▶ **DATASET EXTRACT**:
[start]
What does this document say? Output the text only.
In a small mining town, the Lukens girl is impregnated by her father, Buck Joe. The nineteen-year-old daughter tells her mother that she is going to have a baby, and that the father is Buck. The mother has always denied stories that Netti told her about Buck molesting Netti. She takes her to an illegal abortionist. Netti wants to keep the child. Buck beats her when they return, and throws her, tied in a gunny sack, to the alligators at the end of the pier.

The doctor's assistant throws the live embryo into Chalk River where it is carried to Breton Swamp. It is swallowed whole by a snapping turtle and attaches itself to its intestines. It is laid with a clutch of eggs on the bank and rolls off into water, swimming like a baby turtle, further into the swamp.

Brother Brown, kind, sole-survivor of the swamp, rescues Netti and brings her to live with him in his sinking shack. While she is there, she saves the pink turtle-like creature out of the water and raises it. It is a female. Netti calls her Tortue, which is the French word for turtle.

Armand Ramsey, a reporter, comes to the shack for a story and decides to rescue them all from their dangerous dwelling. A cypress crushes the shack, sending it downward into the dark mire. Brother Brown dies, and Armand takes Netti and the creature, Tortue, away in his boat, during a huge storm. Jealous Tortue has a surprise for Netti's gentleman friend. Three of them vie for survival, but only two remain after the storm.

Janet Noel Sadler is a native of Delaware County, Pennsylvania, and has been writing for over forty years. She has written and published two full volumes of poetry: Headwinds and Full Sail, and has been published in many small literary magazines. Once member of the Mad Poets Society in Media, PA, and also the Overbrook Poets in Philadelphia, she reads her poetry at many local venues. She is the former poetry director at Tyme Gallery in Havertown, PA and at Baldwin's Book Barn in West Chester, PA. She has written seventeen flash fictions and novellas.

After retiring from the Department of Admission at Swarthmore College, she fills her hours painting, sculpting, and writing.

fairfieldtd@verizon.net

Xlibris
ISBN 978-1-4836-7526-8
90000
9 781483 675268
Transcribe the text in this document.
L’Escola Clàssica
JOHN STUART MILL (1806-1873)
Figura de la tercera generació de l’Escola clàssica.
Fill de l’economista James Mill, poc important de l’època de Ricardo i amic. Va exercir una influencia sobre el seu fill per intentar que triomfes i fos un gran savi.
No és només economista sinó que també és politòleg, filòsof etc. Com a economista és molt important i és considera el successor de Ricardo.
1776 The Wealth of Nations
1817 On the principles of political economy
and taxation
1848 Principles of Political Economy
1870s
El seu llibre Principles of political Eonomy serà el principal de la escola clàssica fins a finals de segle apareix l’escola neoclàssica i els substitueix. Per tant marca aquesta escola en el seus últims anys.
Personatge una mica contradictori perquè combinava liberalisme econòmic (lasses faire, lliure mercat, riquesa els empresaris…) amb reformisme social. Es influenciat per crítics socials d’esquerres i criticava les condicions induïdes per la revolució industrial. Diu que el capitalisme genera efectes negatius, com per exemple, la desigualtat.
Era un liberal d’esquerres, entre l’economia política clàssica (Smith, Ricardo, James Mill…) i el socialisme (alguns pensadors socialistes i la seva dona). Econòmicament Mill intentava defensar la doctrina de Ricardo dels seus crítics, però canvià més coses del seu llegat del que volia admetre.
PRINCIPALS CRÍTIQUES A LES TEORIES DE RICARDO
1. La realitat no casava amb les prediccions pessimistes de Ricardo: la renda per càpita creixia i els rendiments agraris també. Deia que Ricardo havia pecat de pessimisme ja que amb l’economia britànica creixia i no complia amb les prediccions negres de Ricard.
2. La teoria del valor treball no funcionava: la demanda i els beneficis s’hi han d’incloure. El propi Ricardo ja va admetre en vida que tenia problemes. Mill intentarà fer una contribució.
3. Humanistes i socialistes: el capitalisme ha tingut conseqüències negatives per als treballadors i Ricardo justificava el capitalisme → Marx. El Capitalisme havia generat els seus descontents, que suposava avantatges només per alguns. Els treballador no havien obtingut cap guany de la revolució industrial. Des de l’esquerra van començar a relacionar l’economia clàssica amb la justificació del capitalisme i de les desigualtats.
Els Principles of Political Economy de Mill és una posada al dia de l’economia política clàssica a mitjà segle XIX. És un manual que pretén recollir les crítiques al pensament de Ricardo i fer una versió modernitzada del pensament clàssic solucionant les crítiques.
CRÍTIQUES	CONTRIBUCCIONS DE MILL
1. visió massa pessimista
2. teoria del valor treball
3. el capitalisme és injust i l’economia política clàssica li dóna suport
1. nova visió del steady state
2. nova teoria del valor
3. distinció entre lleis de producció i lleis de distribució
[end]
▶ **WHAT THE TASK ASKS**: Can you reproduce all the material exactly?

▶ **RESULT BELOW**:
What does this document say? Output the text only.
In a small mining town, the Lukens girl is impregnated by her father, Buck Joe. The nineteen-year-old daughter tells her mother that she is going to have a baby, and that the father is Buck. The mother has always denied stories that Netti told her about Buck molesting Netti. She takes her to an illegal abortionist. Netti wants to keep the child. Buck beats her when they return, and throws her, tied in a gunny sack, to the alligators at the end of the pier.

The doctor's assistant throws the live embryo into Chalk River where it is carried to Breton Swamp. It is swallowed whole by a snapping turtle and attaches itself to its intestines. It is laid with a clutch of eggs on the bank and rolls off into water, swimming like a baby turtle, further into the swamp.

Brother Brown, kind, sole-survivor of the swamp, rescues Netti and brings her to live with him in his sinking shack. While she is there, she saves the pink turtle-like creature out of the water and raises it. It is a female. Netti calls her Tortue, which is the French word for turtle.

Armand Ramsey, a reporter, comes to the shack for a story and decides to rescue them all from their dangerous dwelling. A cypress crushes the shack, sending it downward into the dark mire. Brother Brown dies, and Armand takes Netti and the creature, Tortue, away in his boat, during a huge storm. Jealous Tortue has a surprise for Netti's gentleman friend. Three of them vie for survival, but only two remain after the storm.

Janet Noel Sadler is a native of Delaware County, Pennsylvania, and has been writing for over forty years. She has written and published two full volumes of poetry: Headwinds and Full Sail, and has been published in many small literary magazines. Once member of the Mad Poets Society in Media, PA, and also the Overbrook Poets in Philadelphia, she reads her poetry at many local venues. She is the former poetry director at Tyme Gallery in Havertown, PA and at Baldwin's Book Barn in West Chester, PA. She has written seventeen flash fictions and novellas.

After retiring from the Department of Admission at Swarthmore College, she fills her hours painting, sculpting, and writing.

fairfieldtd@verizon.net

Xlibris
ISBN 978-1-4836-7526-8
90000
9 781483 675268
Transcribe the text in this document.
L’Escola Clàssica
JOHN STUART MILL (1806-1873)
Figura de la tercera generació de l’Escola clàssica.
Fill de l’economista James Mill, poc important de l’època de Ricardo i amic. Va exercir una influencia sobre el seu fill per intentar que triomfes i fos un gran savi.
No és només economista sinó que també és politòleg, filòsof etc. Com a economista és molt important i és considera el successor de Ricardo.
1776 The Wealth of Nations
1817 On the principles of political economy
and taxation
1848 Principles of Political Economy
1870s
El seu llibre Principles of political Eonomy serà el principal de la escola clàssica fins a finals de segle apareix l’escola neoclàssica i els substitueix. Per tant marca aquesta escola en el seus últims anys.
Personatge una mica contradictori perquè combinava liberalisme econòmic (lasses faire, lliure mercat, riquesa els empresaris…) amb reformisme social. Es influenciat per crítics socials d’esquerres i criticava les condicions induïdes per la revolució industrial. Diu que el capitalisme genera efectes negatius, com per exemple, la desigualtat.
Era un liberal d’esquerres, entre l’economia política clàssica (Smith, Ricardo, James Mill…) i el socialisme (alguns pensadors socialistes i la seva dona). Econòmicament Mill intentava defensar la doctrina de Ricardo dels seus crítics, però canvià més coses del seu llegat del que volia admetre.
PRINCIPALS CRÍTIQUES A LES TEORIES DE RICARDO
1. La realitat no casava amb les prediccions pessimistes de Ricardo: la renda per càpita creixia i els rendiments agraris també. Deia que Ricardo havia pecat de pessimisme ja que amb l’economia britànica creixia i no complia amb les prediccions negres de Ricard.
2. La teoria del valor treball no funcionava: la demanda i els beneficis s’hi han d’incloure. El propi Ricardo ja va admetre en vida que tenia problemes. Mill intentarà fer una contribució.
3. Humanistes i socialistes: el capitalisme ha tingut conseqüències negatives per als treballadors i Ricardo justificava el capitalisme → Marx. El Capitalisme havia generat els seus descontents, que suposava avantatges només per alguns. Els treballador no havien obtingut cap guany de la revolució industrial. Des de l’esquerra van començar a relacionar l’economia clàssica amb la justificació del capitalisme i de les desigualtats.
Els Principles of Political Economy de Mill és una posada al dia de l’economia política clàssica a mitjà segle XIX. És un manual que pretén recollir les crítiques al pensament de Ricardo i fer una versió modernitzada del pensament clàssic solucionant les crítiques.
CRÍTIQUES	CONTRIBUCCIONS DE MILL
1. visió massa pessimista
2. teoria del valor treball
3. el capitalisme és injust i l’economia política clàssica li dóna suport
1. nova visió del steady state
2. nova teoria del valor
3. distinció entre lleis de producció i lleis de distribució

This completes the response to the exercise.